··· SUPPLIED INFORMATION
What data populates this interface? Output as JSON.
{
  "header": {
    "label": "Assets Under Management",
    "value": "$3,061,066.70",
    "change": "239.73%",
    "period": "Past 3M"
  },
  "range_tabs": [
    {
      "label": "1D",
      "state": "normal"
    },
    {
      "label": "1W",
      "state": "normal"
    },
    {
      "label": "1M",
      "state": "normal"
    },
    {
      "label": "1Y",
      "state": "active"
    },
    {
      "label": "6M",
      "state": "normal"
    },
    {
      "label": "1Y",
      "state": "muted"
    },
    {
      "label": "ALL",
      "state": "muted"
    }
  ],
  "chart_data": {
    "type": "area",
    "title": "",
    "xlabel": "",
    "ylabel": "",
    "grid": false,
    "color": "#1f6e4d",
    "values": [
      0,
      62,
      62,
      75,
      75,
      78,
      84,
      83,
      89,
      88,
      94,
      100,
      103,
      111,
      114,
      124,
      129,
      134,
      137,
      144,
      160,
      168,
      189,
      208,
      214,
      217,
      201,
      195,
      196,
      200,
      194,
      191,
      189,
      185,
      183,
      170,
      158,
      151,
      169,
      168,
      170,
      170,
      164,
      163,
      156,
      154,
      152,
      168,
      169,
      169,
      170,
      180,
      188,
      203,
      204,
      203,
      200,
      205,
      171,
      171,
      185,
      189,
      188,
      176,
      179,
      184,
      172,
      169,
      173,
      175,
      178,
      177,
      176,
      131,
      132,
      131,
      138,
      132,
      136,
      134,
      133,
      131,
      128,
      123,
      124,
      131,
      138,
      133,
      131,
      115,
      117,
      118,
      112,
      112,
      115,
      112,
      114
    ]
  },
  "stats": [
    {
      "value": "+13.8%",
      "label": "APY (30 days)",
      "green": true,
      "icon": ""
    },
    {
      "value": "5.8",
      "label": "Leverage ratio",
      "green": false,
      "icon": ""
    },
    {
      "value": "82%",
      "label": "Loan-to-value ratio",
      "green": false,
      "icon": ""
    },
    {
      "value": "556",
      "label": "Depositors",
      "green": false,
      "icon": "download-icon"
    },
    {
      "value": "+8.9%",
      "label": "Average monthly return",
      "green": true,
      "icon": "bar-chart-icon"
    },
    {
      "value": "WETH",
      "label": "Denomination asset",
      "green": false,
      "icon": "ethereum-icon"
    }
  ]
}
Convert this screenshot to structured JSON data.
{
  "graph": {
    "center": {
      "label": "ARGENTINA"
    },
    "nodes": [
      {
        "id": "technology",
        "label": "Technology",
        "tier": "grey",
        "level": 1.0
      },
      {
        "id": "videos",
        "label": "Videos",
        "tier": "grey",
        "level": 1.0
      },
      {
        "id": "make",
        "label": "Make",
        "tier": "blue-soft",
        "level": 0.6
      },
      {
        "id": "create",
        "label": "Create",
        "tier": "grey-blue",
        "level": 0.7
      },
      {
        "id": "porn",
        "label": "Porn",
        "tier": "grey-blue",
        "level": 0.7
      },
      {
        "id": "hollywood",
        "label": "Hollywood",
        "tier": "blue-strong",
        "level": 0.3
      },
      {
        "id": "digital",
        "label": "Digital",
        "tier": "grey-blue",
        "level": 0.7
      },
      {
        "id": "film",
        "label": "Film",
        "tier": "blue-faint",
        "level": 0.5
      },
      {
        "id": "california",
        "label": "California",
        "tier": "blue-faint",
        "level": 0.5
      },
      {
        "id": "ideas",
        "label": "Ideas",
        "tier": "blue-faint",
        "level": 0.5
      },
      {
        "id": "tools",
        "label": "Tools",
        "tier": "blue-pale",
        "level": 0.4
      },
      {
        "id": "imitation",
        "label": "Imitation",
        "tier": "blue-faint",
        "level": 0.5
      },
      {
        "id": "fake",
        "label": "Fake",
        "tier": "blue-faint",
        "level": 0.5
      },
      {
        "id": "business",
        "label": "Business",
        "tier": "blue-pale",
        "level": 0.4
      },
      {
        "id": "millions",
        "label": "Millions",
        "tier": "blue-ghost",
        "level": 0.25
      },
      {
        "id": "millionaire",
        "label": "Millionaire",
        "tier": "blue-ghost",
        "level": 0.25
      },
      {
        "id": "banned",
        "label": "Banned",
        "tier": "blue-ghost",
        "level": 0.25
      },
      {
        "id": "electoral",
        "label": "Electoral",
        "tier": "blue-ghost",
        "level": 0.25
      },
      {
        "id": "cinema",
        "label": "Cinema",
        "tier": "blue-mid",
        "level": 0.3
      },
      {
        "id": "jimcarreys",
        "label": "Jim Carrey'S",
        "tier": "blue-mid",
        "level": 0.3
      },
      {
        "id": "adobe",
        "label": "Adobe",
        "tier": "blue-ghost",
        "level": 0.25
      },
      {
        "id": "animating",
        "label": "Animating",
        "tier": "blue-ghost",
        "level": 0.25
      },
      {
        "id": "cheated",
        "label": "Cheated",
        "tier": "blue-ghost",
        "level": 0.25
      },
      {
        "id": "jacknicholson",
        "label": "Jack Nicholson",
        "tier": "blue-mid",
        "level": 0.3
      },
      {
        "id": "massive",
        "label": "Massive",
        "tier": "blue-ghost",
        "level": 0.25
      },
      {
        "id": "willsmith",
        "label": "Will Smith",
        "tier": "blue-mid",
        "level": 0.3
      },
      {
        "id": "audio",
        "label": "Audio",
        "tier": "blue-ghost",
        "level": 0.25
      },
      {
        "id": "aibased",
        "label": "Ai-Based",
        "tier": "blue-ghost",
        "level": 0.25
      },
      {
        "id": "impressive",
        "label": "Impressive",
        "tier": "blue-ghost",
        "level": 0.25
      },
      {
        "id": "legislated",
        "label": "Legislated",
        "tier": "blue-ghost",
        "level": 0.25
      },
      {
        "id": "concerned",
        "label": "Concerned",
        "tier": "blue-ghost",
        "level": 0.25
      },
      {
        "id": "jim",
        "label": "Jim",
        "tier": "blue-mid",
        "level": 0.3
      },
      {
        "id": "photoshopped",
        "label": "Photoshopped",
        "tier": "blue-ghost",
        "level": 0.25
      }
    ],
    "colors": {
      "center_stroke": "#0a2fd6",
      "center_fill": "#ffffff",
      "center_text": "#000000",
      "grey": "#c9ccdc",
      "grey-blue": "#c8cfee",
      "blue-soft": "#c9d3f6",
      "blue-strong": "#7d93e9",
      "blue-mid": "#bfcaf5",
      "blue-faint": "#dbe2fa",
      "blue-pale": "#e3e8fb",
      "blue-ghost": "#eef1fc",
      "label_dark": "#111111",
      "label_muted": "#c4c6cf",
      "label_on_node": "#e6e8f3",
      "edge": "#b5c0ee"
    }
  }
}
······
TASK TO CARRY OUT: Transcribe the data. Leave every line exactly as it is.

SOLUTION FOR THIS PROBLEM:
What data populates this interface? Output as JSON.
{
  "header": {
    "label": "Assets Under Management",
    "value": "$3,061,066.70",
    "change": "239.73%",
    "period": "Past 3M"
  },
  "range_tabs": [
    {
      "label": "1D",
      "state": "normal"
    },
    {
      "label": "1W",
      "state": "normal"
    },
    {
      "label": "1M",
      "state": "normal"
    },
    {
      "label": "1Y",
      "state": "active"
    },
    {
      "label": "6M",
      "state": "normal"
    },
    {
      "label": "1Y",
      "state": "muted"
    },
    {
      "label": "ALL",
      "state": "muted"
    }
  ],
  "chart_data": {
    "type": "area",
    "title": "",
    "xlabel": "",
    "ylabel": "",
    "grid": false,
    "color": "#1f6e4d",
    "values": [
      0,
      62,
      62,
      75,
      75,
      78,
      84,
      83,
      89,
      88,
      94,
      100,
      103,
      111,
      114,
      124,
      129,
      134,
      137,
      144,
      160,
      168,
      189,
      208,
      214,
      217,
      201,
      195,
      196,
      200,
      194,
      191,
      189,
      185,
      183,
      170,
      158,
      151,
      169,
      168,
      170,
      170,
      164,
      163,
      156,
      154,
      152,
      168,
      169,
      169,
      170,
      180,
      188,
      203,
      204,
      203,
      200,
      205,
      171,
      171,
      185,
      189,
      188,
      176,
      179,
      184,
      172,
      169,
      173,
      175,
      178,
      177,
      176,
      131,
      132,
      131,
      138,
      132,
      136,
      134,
      133,
      131,
      128,
      123,
      124,
      131,
      138,
      133,
      131,
      115,
      117,
      118,
      112,
      112,
      115,
      112,
      114
    ]
  },
  "stats": [
    {
      "value": "+13.8%",
      "label": "APY (30 days)",
      "green": true,
      "icon": ""
    },
    {
      "value": "5.8",
      "label": "Leverage ratio",
      "green": false,
      "icon": ""
    },
    {
      "value": "82%",
      "label": "Loan-to-value ratio",
      "green": false,
      "icon": ""
    },
    {
      "value": "556",
      "label": "Depositors",
      "green": false,
      "icon": "download-icon"
    },
    {
      "value": "+8.9%",
      "label": "Average monthly return",
      "green": true,
      "icon": "bar-chart-icon"
    },
    {
      "value": "WETH",
      "label": "Denomination asset",
      "green": false,
      "icon": "ethereum-icon"
    }
  ]
}
Convert this screenshot to structured JSON data.
{
  "graph": {
    "center": {
      "label": "ARGENTINA"
    },
    "nodes": [
      {
        "id": "technology",
        "label": "Technology",
        "tier": "grey",
        "level": 1.0
      },
      {
        "id": "videos",
        "label": "Videos",
        "tier": "grey",
        "level": 1.0
      },
      {
        "id": "make",
        "label": "Make",
        "tier": "blue-soft",
        "level": 0.6
      },
      {
        "id": "create",
        "label": "Create",
        "tier": "grey-blue",
        "level": 0.7
      },
      {
        "id": "porn",
        "label": "Porn",
        "tier": "grey-blue",
        "level": 0.7
      },
      {
        "id": "hollywood",
        "label": "Hollywood",
        "tier": "blue-strong",
        "level": 0.3
      },
      {
        "id": "digital",
        "label": "Digital",
        "tier": "grey-blue",
        "level": 0.7
      },
      {
        "id": "film",
        "label": "Film",
        "tier": "blue-faint",
        "level": 0.5
      },
      {
        "id": "california",
        "label": "California",
        "tier": "blue-faint",
        "level": 0.5
      },
      {
        "id": "ideas",
        "label": "Ideas",
        "tier": "blue-faint",
        "level": 0.5
      },
      {
        "id": "tools",
        "label": "Tools",
        "tier": "blue-pale",
        "level": 0.4
      },
      {
        "id": "imitation",
        "label": "Imitation",
        "tier": "blue-faint",
        "level": 0.5
      },
      {
        "id": "fake",
        "label": "Fake",
        "tier": "blue-faint",
        "level": 0.5
      },
      {
        "id": "business",
        "label": "Business",
        "tier": "blue-pale",
        "level": 0.4
      },
      {
        "id": "millions",
        "label": "Millions",
        "tier": "blue-ghost",
        "level": 0.25
      },
      {
        "id": "millionaire",
        "label": "Millionaire",
        "tier": "blue-ghost",
        "level": 0.25
      },
      {
        "id": "banned",
        "label": "Banned",
        "tier": "blue-ghost",
        "level": 0.25
      },
      {
        "id": "electoral",
        "label": "Electoral",
        "tier": "blue-ghost",
        "level": 0.25
      },
      {
        "id": "cinema",
        "label": "Cinema",
        "tier": "blue-mid",
        "level": 0.3
      },
      {
        "id": "jimcarreys",
        "label": "Jim Carrey'S",
        "tier": "blue-mid",
        "level": 0.3
      },
      {
        "id": "adobe",
        "label": "Adobe",
        "tier": "blue-ghost",
        "level": 0.25
      },
      {
        "id": "animating",
        "label": "Animating",
        "tier": "blue-ghost",
        "level": 0.25
      },
      {
        "id": "cheated",
        "label": "Cheated",
        "tier": "blue-ghost",
        "level": 0.25
      },
      {
        "id": "jacknicholson",
        "label": "Jack Nicholson",
        "tier": "blue-mid",
        "level": 0.3
      },
      {
        "id": "massive",
        "label": "Massive",
        "tier": "blue-ghost",
        "level": 0.25
      },
      {
        "id": "willsmith",
        "label": "Will Smith",
        "tier": "blue-mid",
        "level": 0.3
      },
      {
        "id": "audio",
        "label": "Audio",
        "tier": "blue-ghost",
        "level": 0.25
      },
      {
        "id": "aibased",
        "label": "Ai-Based",
        "tier": "blue-ghost",
        "level": 0.25
      },
      {
        "id": "impressive",
        "label": "Impressive",
        "tier": "blue-ghost",
        "level": 0.25
      },
      {
        "id": "legislated",
        "label": "Legislated",
        "tier": "blue-ghost",
        "level": 0.25
      },
      {
        "id": "concerned",
        "label": "Concerned",
        "tier": "blue-ghost",
        "level": 0.25
      },
      {
        "id": "jim",
        "label": "Jim",
        "tier": "blue-mid",
        "level": 0.3
      },
      {
        "id": "photoshopped",
        "label": "Photoshopped",
        "tier": "blue-ghost",
        "level": 0.25
      }
    ],
    "colors": {
      "center_stroke": "#0a2fd6",
      "center_fill": "#ffffff",
      "center_text": "#000000",
      "grey": "#c9ccdc",
      "grey-blue": "#c8cfee",
      "blue-soft": "#c9d3f6",
      "blue-strong": "#7d93e9",
      "blue-mid": "#bfcaf5",
      "blue-faint": "#dbe2fa",
      "blue-pale": "#e3e8fb",
      "blue-ghost": "#eef1fc",
      "label_dark": "#111111",
      "label_muted": "#c4c6cf",
      "label_on_node": "#e6e8f3",
      "edge": "#b5c0ee"
    }
  }
}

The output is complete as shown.